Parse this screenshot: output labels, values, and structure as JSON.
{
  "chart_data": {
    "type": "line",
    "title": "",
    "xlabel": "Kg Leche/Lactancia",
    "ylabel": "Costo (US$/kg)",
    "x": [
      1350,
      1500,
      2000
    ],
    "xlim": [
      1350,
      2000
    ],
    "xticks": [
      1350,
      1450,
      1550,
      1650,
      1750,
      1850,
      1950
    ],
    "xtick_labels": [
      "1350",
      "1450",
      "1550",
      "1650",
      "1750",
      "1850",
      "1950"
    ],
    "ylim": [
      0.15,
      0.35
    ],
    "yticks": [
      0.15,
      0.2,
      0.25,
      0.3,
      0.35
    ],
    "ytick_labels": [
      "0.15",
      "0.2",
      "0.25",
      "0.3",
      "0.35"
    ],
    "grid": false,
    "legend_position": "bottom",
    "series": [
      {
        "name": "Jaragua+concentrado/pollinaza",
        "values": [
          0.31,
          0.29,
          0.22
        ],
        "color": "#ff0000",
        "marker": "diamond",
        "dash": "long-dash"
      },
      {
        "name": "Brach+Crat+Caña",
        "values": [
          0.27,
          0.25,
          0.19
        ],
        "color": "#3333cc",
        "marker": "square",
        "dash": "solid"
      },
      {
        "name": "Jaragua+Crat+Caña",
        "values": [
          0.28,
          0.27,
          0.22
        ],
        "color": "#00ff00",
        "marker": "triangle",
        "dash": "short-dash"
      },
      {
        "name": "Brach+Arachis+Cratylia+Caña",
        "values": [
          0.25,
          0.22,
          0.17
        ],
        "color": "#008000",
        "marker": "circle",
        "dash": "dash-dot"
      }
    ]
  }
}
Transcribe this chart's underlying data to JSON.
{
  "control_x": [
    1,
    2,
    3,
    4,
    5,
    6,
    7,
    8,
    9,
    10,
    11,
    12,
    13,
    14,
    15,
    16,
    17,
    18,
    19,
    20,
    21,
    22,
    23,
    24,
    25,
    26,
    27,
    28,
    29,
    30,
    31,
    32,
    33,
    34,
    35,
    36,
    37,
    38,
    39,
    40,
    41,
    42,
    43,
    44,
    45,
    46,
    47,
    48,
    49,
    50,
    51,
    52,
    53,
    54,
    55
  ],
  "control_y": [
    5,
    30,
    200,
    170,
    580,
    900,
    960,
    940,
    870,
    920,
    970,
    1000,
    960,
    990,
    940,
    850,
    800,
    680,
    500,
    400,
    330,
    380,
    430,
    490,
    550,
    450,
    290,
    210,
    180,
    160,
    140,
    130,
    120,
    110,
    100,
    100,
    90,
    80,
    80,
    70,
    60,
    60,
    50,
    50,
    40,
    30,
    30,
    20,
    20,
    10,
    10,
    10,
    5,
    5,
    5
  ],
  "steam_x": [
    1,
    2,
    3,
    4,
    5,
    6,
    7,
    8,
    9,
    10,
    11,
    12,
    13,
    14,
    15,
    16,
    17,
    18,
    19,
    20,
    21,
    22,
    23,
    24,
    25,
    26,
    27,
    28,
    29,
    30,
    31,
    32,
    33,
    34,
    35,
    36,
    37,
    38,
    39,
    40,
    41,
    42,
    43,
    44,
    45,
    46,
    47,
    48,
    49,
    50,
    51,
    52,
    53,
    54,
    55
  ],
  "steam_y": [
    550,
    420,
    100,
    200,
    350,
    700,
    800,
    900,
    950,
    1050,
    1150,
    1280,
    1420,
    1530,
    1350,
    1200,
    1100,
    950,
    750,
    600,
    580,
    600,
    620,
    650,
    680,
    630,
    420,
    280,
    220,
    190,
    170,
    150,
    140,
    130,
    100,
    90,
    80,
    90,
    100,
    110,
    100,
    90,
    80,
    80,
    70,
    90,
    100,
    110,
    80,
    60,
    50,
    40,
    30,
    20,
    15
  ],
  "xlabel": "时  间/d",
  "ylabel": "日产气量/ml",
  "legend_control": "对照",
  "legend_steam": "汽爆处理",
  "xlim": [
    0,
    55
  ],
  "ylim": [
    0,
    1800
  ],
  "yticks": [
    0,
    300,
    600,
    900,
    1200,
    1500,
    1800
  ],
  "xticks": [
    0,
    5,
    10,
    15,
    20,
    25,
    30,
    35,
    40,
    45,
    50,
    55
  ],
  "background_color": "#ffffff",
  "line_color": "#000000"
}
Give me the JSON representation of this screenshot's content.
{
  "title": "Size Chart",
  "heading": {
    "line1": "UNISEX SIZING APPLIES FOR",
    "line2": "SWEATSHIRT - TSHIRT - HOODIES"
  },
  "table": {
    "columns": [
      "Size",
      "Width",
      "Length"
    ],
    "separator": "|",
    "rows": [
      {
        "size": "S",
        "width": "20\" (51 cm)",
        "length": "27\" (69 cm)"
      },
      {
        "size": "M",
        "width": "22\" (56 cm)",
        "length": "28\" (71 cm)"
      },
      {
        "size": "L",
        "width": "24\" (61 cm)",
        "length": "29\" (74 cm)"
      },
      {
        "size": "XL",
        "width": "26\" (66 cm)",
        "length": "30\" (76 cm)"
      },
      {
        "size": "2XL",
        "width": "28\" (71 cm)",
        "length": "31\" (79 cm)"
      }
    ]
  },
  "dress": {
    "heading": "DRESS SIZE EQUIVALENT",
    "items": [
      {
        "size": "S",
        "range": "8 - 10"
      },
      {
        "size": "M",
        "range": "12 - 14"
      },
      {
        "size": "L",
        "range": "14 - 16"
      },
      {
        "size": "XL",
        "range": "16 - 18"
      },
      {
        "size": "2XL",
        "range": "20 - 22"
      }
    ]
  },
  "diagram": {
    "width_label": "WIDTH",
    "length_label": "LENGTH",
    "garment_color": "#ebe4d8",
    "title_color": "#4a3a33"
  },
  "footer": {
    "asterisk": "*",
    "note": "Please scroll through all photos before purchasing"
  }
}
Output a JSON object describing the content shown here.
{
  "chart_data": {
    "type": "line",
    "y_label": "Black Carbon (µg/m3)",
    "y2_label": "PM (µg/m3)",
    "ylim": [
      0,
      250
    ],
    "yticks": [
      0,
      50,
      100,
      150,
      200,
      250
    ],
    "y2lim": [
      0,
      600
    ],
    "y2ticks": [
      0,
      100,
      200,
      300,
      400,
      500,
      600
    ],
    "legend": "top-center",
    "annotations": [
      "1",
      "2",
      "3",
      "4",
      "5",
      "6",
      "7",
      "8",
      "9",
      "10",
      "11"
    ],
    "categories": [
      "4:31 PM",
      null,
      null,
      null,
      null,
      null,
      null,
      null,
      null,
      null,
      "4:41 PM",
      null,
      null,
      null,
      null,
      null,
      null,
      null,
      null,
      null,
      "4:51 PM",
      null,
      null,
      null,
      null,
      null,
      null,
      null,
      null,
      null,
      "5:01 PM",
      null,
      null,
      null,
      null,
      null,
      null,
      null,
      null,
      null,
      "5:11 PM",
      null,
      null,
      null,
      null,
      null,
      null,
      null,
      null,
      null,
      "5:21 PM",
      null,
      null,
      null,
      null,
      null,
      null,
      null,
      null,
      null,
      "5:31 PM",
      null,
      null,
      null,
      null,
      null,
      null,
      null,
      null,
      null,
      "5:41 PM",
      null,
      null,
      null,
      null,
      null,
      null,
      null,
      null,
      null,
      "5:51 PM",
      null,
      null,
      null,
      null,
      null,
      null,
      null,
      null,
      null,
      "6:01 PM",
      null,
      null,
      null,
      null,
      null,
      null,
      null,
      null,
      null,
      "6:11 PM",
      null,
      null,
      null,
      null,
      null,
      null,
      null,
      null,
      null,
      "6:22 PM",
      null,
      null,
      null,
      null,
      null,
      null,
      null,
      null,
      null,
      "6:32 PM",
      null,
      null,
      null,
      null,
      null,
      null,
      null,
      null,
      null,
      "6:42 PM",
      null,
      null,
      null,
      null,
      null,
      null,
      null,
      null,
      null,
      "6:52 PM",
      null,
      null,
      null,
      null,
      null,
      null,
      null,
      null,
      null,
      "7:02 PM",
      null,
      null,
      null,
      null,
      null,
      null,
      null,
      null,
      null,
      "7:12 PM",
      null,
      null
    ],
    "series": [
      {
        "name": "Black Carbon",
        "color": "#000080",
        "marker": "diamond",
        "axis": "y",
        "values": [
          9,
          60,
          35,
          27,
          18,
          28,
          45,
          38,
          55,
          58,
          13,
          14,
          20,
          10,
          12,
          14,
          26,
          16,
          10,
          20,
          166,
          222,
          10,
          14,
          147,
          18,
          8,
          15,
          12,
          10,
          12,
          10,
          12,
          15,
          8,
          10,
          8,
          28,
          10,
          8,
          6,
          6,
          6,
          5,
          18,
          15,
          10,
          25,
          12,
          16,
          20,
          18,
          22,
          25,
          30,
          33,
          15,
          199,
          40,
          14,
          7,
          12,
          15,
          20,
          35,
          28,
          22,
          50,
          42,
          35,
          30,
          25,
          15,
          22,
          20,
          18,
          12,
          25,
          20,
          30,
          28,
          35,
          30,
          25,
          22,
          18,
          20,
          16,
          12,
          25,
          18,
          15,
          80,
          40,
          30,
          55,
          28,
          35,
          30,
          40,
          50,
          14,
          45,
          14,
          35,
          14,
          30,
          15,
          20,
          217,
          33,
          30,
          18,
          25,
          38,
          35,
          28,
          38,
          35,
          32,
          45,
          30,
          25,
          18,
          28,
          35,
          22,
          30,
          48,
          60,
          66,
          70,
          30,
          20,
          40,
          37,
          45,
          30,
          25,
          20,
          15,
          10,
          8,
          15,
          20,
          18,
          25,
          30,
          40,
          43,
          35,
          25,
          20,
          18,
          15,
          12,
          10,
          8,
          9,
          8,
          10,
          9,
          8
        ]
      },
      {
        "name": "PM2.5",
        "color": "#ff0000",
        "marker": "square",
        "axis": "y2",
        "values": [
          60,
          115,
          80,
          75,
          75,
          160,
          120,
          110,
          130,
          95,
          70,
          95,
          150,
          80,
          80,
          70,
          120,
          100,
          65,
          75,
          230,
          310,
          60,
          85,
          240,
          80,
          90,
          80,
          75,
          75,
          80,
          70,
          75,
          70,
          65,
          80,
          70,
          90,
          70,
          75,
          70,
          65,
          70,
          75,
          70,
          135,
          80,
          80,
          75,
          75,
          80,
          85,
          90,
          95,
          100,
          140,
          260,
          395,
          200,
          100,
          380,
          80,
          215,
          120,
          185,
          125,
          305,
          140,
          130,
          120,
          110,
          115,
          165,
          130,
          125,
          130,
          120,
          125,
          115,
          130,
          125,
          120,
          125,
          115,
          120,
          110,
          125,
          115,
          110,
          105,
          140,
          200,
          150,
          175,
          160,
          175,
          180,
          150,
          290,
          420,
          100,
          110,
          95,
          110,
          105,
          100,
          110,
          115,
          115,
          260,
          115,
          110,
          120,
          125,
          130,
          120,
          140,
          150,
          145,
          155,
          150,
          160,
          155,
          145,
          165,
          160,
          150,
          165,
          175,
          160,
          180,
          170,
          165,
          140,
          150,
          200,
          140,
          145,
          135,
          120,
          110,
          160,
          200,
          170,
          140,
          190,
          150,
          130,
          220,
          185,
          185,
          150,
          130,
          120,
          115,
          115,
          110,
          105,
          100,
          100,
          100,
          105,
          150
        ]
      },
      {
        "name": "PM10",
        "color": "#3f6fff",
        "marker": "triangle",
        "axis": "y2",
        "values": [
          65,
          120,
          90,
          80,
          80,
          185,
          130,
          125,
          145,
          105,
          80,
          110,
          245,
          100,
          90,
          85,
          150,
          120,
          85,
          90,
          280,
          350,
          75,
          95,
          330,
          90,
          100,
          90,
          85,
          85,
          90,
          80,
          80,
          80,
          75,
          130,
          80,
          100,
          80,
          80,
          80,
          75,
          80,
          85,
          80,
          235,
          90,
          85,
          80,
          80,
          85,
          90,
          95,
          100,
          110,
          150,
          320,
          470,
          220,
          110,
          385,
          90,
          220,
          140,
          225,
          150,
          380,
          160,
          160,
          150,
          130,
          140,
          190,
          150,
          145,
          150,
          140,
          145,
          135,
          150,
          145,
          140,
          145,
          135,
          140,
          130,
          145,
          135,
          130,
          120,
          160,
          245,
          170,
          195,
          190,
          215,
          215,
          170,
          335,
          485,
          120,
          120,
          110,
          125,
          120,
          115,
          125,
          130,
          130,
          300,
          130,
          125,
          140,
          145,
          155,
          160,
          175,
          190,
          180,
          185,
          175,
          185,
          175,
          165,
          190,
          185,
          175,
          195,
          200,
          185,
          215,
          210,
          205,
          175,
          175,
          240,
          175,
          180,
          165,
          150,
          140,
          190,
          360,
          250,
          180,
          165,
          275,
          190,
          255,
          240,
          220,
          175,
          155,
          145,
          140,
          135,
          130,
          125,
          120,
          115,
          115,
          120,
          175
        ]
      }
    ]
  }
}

▶ [Written exercise]: Look for the word "xlabel" in every line of the listing and copy the lines that have it.

▶ [Solution to this task]:
    "xlabel": "Kg Leche/Lactancia",
  "xlabel": "时  间/d",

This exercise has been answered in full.